Look below and pull out each line with the word "nero".

BEGIN DATASET

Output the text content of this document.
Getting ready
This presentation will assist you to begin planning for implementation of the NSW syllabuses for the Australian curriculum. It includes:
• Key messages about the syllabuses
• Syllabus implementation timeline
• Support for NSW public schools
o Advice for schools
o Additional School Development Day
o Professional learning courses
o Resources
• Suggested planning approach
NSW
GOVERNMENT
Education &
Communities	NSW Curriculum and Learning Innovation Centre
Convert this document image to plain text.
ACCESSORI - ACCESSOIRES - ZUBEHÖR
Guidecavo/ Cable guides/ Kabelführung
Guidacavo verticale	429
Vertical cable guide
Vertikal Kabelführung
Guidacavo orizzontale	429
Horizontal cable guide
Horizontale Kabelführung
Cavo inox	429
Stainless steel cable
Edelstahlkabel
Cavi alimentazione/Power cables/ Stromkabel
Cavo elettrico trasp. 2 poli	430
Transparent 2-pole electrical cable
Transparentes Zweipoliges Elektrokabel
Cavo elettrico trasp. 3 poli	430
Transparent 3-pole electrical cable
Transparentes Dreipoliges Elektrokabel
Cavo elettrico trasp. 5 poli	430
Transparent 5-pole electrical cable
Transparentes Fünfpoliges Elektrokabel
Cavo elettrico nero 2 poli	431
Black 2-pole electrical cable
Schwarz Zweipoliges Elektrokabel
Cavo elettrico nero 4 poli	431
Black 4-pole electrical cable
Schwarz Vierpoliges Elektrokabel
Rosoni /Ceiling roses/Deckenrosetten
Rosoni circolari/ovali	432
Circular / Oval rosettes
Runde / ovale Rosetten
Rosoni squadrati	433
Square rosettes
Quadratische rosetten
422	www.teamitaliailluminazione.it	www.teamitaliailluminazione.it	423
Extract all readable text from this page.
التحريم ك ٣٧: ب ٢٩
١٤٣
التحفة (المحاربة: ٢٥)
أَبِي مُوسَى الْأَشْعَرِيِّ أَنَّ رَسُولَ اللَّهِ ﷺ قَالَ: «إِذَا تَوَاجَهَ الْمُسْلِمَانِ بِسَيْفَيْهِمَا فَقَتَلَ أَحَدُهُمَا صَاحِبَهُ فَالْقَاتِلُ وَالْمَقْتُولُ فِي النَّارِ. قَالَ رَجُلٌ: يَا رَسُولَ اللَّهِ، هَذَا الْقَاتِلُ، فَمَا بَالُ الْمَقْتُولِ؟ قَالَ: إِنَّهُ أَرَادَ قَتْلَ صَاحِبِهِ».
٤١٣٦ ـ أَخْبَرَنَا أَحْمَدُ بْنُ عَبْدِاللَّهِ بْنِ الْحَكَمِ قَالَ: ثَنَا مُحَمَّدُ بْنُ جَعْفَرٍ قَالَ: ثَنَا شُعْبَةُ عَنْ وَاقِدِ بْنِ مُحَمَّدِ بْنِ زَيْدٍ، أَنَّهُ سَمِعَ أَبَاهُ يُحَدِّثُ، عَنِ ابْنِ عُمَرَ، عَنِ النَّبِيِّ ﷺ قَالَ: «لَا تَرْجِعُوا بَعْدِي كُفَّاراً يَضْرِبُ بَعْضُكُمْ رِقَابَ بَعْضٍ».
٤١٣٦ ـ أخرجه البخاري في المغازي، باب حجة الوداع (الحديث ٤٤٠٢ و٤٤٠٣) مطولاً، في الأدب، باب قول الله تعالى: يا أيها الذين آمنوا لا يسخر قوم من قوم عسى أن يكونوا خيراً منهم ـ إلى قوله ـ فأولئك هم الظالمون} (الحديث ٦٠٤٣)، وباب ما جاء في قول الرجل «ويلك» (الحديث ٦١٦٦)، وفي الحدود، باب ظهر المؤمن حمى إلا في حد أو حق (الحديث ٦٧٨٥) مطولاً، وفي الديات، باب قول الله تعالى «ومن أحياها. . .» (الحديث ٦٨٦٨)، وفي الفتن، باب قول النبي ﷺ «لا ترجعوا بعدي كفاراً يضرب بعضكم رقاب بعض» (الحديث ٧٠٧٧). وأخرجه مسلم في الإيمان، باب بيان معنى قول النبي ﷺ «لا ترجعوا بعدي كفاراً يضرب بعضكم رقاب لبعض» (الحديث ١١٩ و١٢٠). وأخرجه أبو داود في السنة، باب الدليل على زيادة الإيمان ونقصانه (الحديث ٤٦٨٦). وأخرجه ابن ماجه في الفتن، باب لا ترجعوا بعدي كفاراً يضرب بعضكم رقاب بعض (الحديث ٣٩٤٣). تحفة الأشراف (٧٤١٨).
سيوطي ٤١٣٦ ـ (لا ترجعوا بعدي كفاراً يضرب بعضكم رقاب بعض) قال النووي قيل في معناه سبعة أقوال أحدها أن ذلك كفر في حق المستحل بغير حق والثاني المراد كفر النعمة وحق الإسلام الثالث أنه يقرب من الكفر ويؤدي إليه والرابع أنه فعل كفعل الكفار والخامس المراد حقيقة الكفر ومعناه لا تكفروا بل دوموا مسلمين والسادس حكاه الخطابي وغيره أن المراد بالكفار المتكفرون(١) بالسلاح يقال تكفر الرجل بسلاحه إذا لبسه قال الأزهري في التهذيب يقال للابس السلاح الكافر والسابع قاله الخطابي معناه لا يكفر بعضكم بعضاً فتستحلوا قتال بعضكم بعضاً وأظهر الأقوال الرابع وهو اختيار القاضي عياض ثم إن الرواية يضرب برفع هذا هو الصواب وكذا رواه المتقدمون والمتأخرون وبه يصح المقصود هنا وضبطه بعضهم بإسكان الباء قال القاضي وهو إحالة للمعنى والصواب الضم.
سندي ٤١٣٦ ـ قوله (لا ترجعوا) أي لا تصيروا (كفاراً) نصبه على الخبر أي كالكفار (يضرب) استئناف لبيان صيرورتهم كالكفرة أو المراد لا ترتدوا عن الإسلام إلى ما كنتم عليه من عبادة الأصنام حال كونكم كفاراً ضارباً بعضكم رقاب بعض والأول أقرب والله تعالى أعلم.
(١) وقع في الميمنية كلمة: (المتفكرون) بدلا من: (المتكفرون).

END DATASET

▸ **EXERCISE RESPONSE**:
Cavo elettrico nero 2 poli	431
Cavo elettrico nero 4 poli	431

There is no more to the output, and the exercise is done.